### THE REQUEST
Reproduce only the items starting with the line with "panel-caption: (b): [1944, 1086, 1993, 1132]" and going on through the line with "band-gap-arrow: [2422, 646, 2502, 869]". Change "plot-frame" to "plot-border" and keep everything else the same.

### DATA TO PROCESS
● ● ● ● ● ● ●

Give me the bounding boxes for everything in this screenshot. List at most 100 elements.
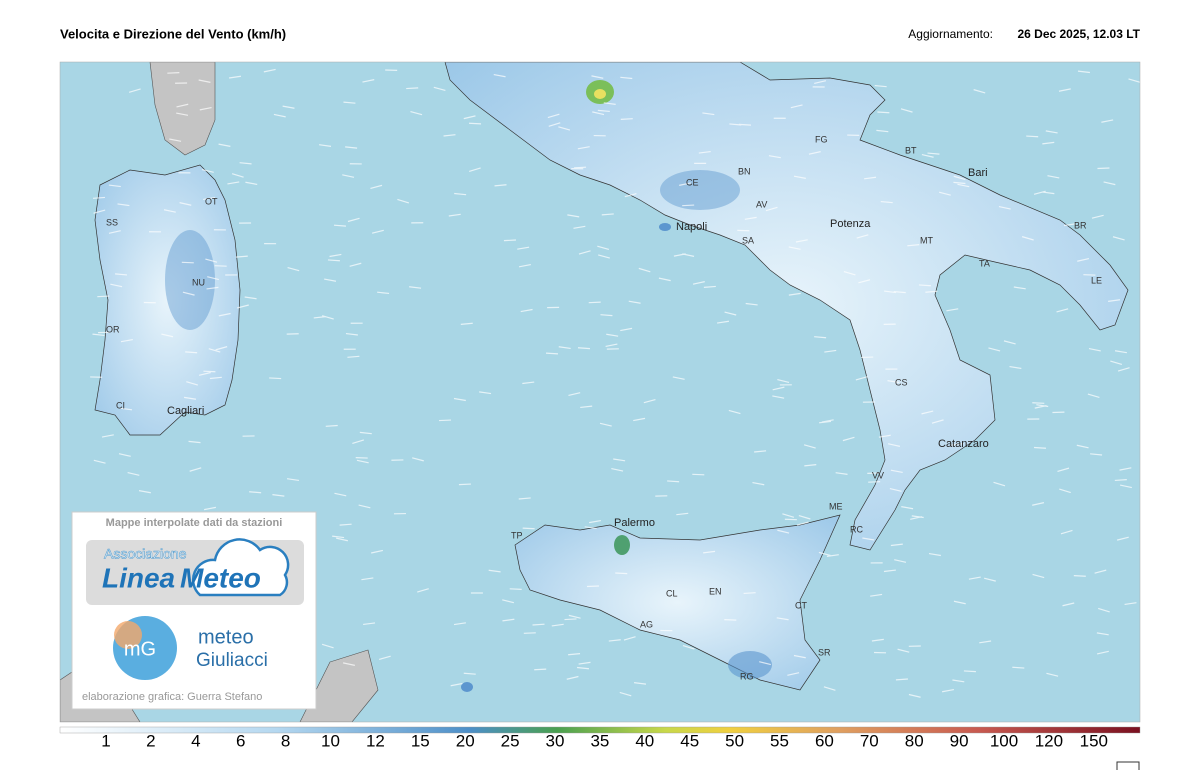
update-time: 26 Dec 2025, 12.03 LT [1017, 27, 1140, 41]
wind-arrow [167, 73, 179, 74]
wind-spot [594, 89, 606, 99]
place-label: TP [511, 530, 523, 540]
place-label: RG [740, 671, 754, 681]
wind-arrow [574, 167, 586, 168]
wind-arrow [523, 528, 535, 529]
place-label: Palermo [614, 517, 655, 529]
place-label: CI [116, 400, 125, 410]
place-label: ME [829, 501, 843, 511]
wind-arrow [215, 266, 227, 267]
scale-tick-label: 45 [680, 731, 699, 750]
wind-arrow [326, 426, 338, 427]
wind-arrow [724, 620, 736, 621]
place-label: OR [106, 324, 120, 334]
wind-arrow [667, 481, 679, 482]
scale-tick-label: 60 [815, 731, 834, 750]
scale-tick-label: 6 [236, 731, 245, 750]
update-label: Aggiornamento: [908, 27, 993, 41]
scale-tick-label: 30 [546, 731, 565, 750]
place-label: VV [872, 470, 884, 480]
wind-arrow [1034, 447, 1046, 448]
wind-arrow [877, 112, 889, 113]
wind-arrow [692, 474, 704, 475]
place-label: OT [205, 196, 218, 206]
place-label: TA [979, 258, 990, 268]
wind-arrow [682, 205, 694, 206]
wind-arrow [504, 240, 516, 241]
place-label: LE [1091, 275, 1102, 285]
wind-arrow [269, 378, 281, 379]
place-label: CS [895, 377, 908, 387]
scale-tick-label: 20 [456, 731, 475, 750]
place-label: CL [666, 588, 678, 598]
scale-tick-label: 25 [501, 731, 520, 750]
scale-tick-label: 2 [146, 731, 155, 750]
scale-tick-label: 4 [191, 731, 200, 750]
wind-arrow [1115, 480, 1127, 481]
wind-arrow [964, 671, 976, 672]
place-label: NU [192, 277, 205, 287]
place-label: RC [850, 524, 863, 534]
wind-arrow [1074, 576, 1086, 577]
wind-arrow [469, 123, 481, 124]
place-label: Napoli [676, 221, 707, 233]
caption: Mappe interpolate dati da stazioni [106, 517, 283, 529]
scale-tick-label: 70 [860, 731, 879, 750]
place-label: MT [920, 235, 933, 245]
wind-arrow [868, 482, 880, 483]
title: Velocita e Direzione del Vento (km/h) [60, 26, 286, 41]
scale-tick-label: 50 [725, 731, 744, 750]
wind-arrow [546, 353, 558, 354]
place-label: SA [742, 235, 754, 245]
place-label: Potenza [830, 218, 871, 230]
scale-tick-label: 10 [321, 731, 340, 750]
mg-icon: mG [124, 638, 156, 660]
place-label: CT [795, 600, 807, 610]
wind-arrow [1012, 667, 1024, 668]
scale-tick-label: 150 [1080, 731, 1108, 750]
wind-arrow [1026, 136, 1038, 137]
wind-spot [614, 535, 630, 555]
place-label: BN [738, 166, 751, 176]
place-label: BT [905, 145, 917, 155]
corner-box [1117, 762, 1139, 770]
wind-arrow [406, 88, 418, 89]
wind-spot [165, 230, 215, 330]
island [659, 223, 671, 231]
island [461, 682, 473, 692]
wind-arrow [896, 679, 908, 680]
place-label: EN [709, 586, 722, 596]
scale-tick-label: 12 [366, 731, 385, 750]
credit: elaborazione grafica: Guerra Stefano [82, 691, 262, 703]
place-label: SS [106, 217, 118, 227]
scale-tick-label: 120 [1035, 731, 1063, 750]
wind-arrow [459, 484, 471, 485]
wind-arrow [328, 260, 340, 261]
scale-tick-label: 90 [950, 731, 969, 750]
place-label: Cagliari [167, 405, 204, 417]
scale-tick-label: 15 [411, 731, 430, 750]
brand-linea: Linea [102, 562, 175, 593]
wind-arrow [533, 624, 545, 625]
wind-arrow [534, 669, 546, 670]
wind-arrow [589, 302, 601, 303]
wind-arrow [615, 573, 627, 574]
place-label: Bari [968, 167, 988, 179]
scale-tick-label: 55 [770, 731, 789, 750]
place-label: BR [1074, 220, 1087, 230]
scale-tick-label: 80 [905, 731, 924, 750]
wind-arrow [1032, 403, 1044, 404]
wind-arrow [510, 589, 522, 590]
place-label: SR [818, 647, 831, 657]
scale-tick-label: 8 [281, 731, 290, 750]
association: Associazione [104, 546, 187, 562]
brand-meteo: Meteo [180, 562, 261, 593]
place-label: AG [640, 619, 653, 629]
logo-box: Mappe interpolate dati da stazioni Assoc… [72, 512, 316, 709]
place-label: FG [815, 134, 828, 144]
wind-arrow [587, 586, 599, 587]
scale-tick-label: 40 [635, 731, 654, 750]
scale-tick-label: 35 [590, 731, 609, 750]
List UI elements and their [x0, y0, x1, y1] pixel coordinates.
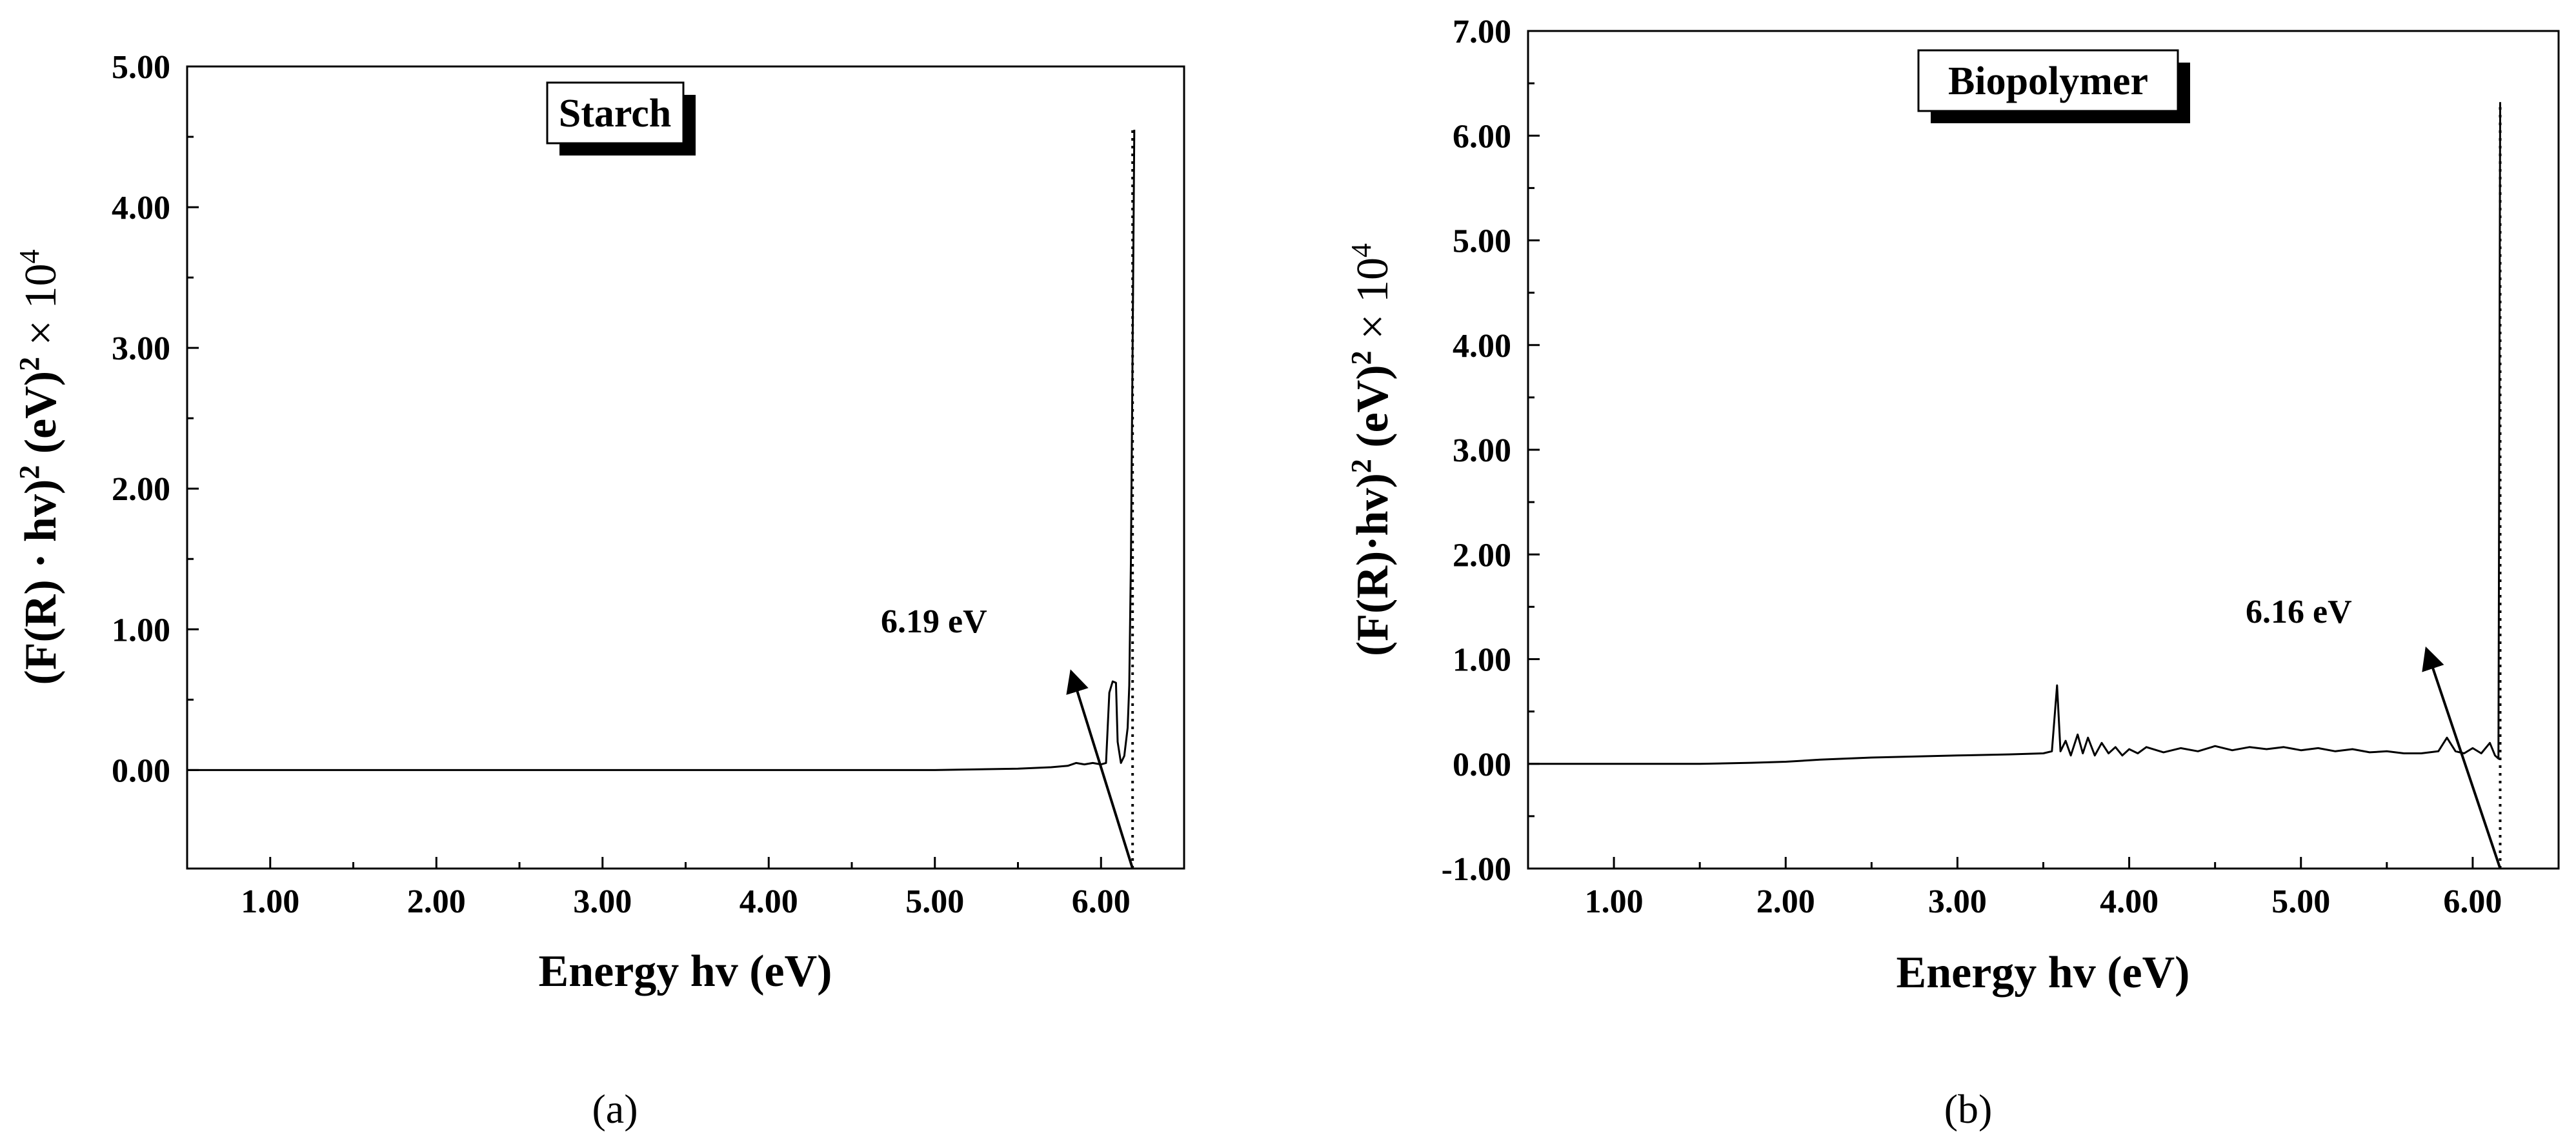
panel-caption: (b): [1944, 1086, 1993, 1132]
panel-title-box: Starch: [546, 81, 696, 156]
y-tick-label: 1.00: [1453, 642, 1511, 679]
tick-labels: 1.00 2.00 3.00 4.00 5.00 6.00 0.00 1.00 2.00 3.00…: [112, 49, 1131, 920]
panel-title: Starch: [559, 92, 672, 136]
y-tick-label: 7.00: [1453, 14, 1511, 50]
band-gap-arrow: [1066, 669, 1134, 869]
plot-frame: [1527, 30, 2560, 870]
x-tick-label: 4.00: [740, 883, 798, 920]
x-tick-label: 2.00: [1756, 883, 1815, 920]
y-tick-label: 0.00: [1453, 747, 1511, 783]
panel-title: Biopolymer: [1948, 59, 2148, 103]
y-tick-label: 4.00: [1453, 328, 1511, 365]
y-tick-label: 1.00: [112, 612, 170, 648]
y-tick-label: 6.00: [1453, 118, 1511, 155]
y-tick-label: 0.00: [112, 752, 170, 789]
x-tick-label: 3.00: [1928, 883, 1987, 920]
band-gap-arrow: [2422, 646, 2502, 869]
x-axis-title: Energy hv (eV): [1897, 948, 2190, 998]
plot-frame: [186, 65, 1185, 870]
data-series: [1528, 102, 2502, 869]
chart-panel-starch: 1.00 2.00 3.00 4.00 5.00 6.00 0.00 1.00 2.00 3.00…: [14, 49, 1185, 1132]
y-axis-title: (F(R) · hv)2 (eV)2 × 104: [14, 249, 66, 685]
axis-ticks: [187, 65, 1102, 869]
x-tick-label: 5.00: [905, 883, 964, 920]
x-tick-label: 2.00: [407, 883, 466, 920]
x-tick-label: 4.00: [2100, 883, 2158, 920]
x-tick-label: 1.00: [1585, 883, 1644, 920]
chart-panel-biopolymer: 1.00 2.00 3.00 4.00 5.00 6.00 -1.00 0.00 1.00 2.0…: [1345, 14, 2560, 1132]
y-tick-label: 5.00: [1453, 223, 1511, 260]
x-tick-label: 6.00: [1072, 883, 1131, 920]
data-series: [187, 130, 1136, 869]
x-axis-title: Energy hv (eV): [539, 947, 832, 996]
y-tick-label: 5.00: [112, 49, 170, 86]
y-tick-label: 2.00: [112, 471, 170, 508]
x-tick-label: 1.00: [241, 883, 299, 920]
y-tick-label: 2.00: [1453, 537, 1511, 574]
series-line: [1528, 102, 2501, 765]
x-tick-label: 3.00: [573, 883, 632, 920]
band-gap-label: 6.16 eV: [2246, 594, 2352, 630]
x-tick-label: 6.00: [2443, 883, 2502, 920]
y-tick-label: 3.00: [112, 330, 170, 367]
y-axis-title: (F(R)·hv)2 (eV)2 × 104: [1345, 243, 1398, 656]
panel-caption: (a): [592, 1086, 638, 1132]
x-tick-label: 5.00: [2271, 883, 2330, 920]
y-tick-label: -1.00: [1442, 851, 1511, 888]
band-gap-label: 6.19 eV: [881, 603, 987, 640]
axis-ticks: [1528, 30, 2474, 870]
y-tick-label: 3.00: [1453, 432, 1511, 469]
tick-labels: 1.00 2.00 3.00 4.00 5.00 6.00 -1.00 0.00 1.00 2.0…: [1442, 14, 2502, 920]
series-line: [187, 130, 1136, 771]
panel-title-box: Biopolymer: [1917, 49, 2190, 123]
y-tick-label: 4.00: [112, 190, 170, 226]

● ● ● ● ● ● ●

### REPLY TO THE TASK
panel-caption: (b): [1944, 1086, 1993, 1132]
panel-title-box: Starch: [546, 81, 696, 156]
y-tick-label: 1.00: [1453, 642, 1511, 679]
tick-labels: 1.00 2.00 3.00 4.00 5.00 6.00 0.00 1.00 2.00 3.00…: [112, 49, 1131, 920]
panel-title: Starch: [559, 92, 672, 136]
y-tick-label: 7.00: [1453, 14, 1511, 50]
band-gap-arrow: [1066, 669, 1134, 869]
plot-border: [1527, 30, 2560, 870]
x-tick-label: 4.00: [740, 883, 798, 920]
x-tick-label: 2.00: [1756, 883, 1815, 920]
y-tick-label: 0.00: [1453, 747, 1511, 783]
panel-title: Biopolymer: [1948, 59, 2148, 103]
y-tick-label: 4.00: [1453, 328, 1511, 365]
y-tick-label: 1.00: [112, 612, 170, 648]
y-tick-label: 6.00: [1453, 118, 1511, 155]
y-tick-label: 0.00: [112, 752, 170, 789]
x-tick-label: 3.00: [1928, 883, 1987, 920]
band-gap-arrow: [2422, 646, 2502, 869]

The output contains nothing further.